--- Start Supplied information ---
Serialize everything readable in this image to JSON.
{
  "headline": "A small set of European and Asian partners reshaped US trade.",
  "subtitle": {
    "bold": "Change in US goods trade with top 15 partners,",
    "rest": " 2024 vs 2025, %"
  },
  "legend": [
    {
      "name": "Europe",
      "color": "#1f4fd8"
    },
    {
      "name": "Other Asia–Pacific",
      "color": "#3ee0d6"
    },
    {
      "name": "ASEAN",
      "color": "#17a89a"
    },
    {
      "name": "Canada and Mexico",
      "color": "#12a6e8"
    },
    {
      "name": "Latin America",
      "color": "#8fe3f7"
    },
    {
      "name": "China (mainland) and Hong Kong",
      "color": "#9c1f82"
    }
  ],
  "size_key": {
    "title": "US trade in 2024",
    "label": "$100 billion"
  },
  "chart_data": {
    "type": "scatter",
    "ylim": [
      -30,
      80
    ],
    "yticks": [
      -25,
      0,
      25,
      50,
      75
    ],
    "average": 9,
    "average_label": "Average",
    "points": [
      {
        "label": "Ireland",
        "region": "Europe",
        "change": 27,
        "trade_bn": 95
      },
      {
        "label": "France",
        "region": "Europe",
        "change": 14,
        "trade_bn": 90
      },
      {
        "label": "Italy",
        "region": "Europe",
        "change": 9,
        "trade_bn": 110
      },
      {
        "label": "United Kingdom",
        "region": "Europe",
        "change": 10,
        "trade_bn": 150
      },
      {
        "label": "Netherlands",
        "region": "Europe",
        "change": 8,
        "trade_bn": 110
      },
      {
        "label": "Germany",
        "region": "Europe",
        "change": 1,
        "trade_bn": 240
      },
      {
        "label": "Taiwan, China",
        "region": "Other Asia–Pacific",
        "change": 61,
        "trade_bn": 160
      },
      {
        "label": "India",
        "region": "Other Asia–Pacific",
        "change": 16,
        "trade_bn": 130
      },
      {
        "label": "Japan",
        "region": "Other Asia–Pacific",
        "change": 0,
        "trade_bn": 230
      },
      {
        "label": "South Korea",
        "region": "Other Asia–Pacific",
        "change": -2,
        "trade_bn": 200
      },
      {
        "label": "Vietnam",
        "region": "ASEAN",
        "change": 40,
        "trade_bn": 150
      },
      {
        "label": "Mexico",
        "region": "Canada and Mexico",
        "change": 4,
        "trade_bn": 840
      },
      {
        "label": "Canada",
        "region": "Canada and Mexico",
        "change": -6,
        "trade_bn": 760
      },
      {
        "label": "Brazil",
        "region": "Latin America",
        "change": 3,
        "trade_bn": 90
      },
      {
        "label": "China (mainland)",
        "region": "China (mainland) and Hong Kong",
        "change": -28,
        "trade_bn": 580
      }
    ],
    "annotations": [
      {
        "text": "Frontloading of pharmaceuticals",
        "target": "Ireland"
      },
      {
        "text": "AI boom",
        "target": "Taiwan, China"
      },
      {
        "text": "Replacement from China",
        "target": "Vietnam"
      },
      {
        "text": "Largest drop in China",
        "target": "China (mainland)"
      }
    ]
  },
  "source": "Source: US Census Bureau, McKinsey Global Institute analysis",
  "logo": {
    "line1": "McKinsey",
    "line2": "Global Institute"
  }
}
--- End Supplied information ---
» Task directions
Nothing in the data may differ; print all of it exactly as written.

» Result of the exercise
Serialize everything readable in this image to JSON.
{
  "headline": "A small set of European and Asian partners reshaped US trade.",
  "subtitle": {
    "bold": "Change in US goods trade with top 15 partners,",
    "rest": " 2024 vs 2025, %"
  },
  "legend": [
    {
      "name": "Europe",
      "color": "#1f4fd8"
    },
    {
      "name": "Other Asia–Pacific",
      "color": "#3ee0d6"
    },
    {
      "name": "ASEAN",
      "color": "#17a89a"
    },
    {
      "name": "Canada and Mexico",
      "color": "#12a6e8"
    },
    {
      "name": "Latin America",
      "color": "#8fe3f7"
    },
    {
      "name": "China (mainland) and Hong Kong",
      "color": "#9c1f82"
    }
  ],
  "size_key": {
    "title": "US trade in 2024",
    "label": "$100 billion"
  },
  "chart_data": {
    "type": "scatter",
    "ylim": [
      -30,
      80
    ],
    "yticks": [
      -25,
      0,
      25,
      50,
      75
    ],
    "average": 9,
    "average_label": "Average",
    "points": [
      {
        "label": "Ireland",
        "region": "Europe",
        "change": 27,
        "trade_bn": 95
      },
      {
        "label": "France",
        "region": "Europe",
        "change": 14,
        "trade_bn": 90
      },
      {
        "label": "Italy",
        "region": "Europe",
        "change": 9,
        "trade_bn": 110
      },
      {
        "label": "United Kingdom",
        "region": "Europe",
        "change": 10,
        "trade_bn": 150
      },
      {
        "label": "Netherlands",
        "region": "Europe",
        "change": 8,
        "trade_bn": 110
      },
      {
        "label": "Germany",
        "region": "Europe",
        "change": 1,
        "trade_bn": 240
      },
      {
        "label": "Taiwan, China",
        "region": "Other Asia–Pacific",
        "change": 61,
        "trade_bn": 160
      },
      {
        "label": "India",
        "region": "Other Asia–Pacific",
        "change": 16,
        "trade_bn": 130
      },
      {
        "label": "Japan",
        "region": "Other Asia–Pacific",
        "change": 0,
        "trade_bn": 230
      },
      {
        "label": "South Korea",
        "region": "Other Asia–Pacific",
        "change": -2,
        "trade_bn": 200
      },
      {
        "label": "Vietnam",
        "region": "ASEAN",
        "change": 40,
        "trade_bn": 150
      },
      {
        "label": "Mexico",
        "region": "Canada and Mexico",
        "change": 4,
        "trade_bn": 840
      },
      {
        "label": "Canada",
        "region": "Canada and Mexico",
        "change": -6,
        "trade_bn": 760
      },
      {
        "label": "Brazil",
        "region": "Latin America",
        "change": 3,
        "trade_bn": 90
      },
      {
        "label": "China (mainland)",
        "region": "China (mainland) and Hong Kong",
        "change": -28,
        "trade_bn": 580
      }
    ],
    "annotations": [
      {
        "text": "Frontloading of pharmaceuticals",
        "target": "Ireland"
      },
      {
        "text": "AI boom",
        "target": "Taiwan, China"
      },
      {
        "text": "Replacement from China",
        "target": "Vietnam"
      },
      {
        "text": "Largest drop in China",
        "target": "China (mainland)"
      }
    ]
  },
  "source": "Source: US Census Bureau, McKinsey Global Institute analysis",
  "logo": {
    "line1": "McKinsey",
    "line2": "Global Institute"
  }
}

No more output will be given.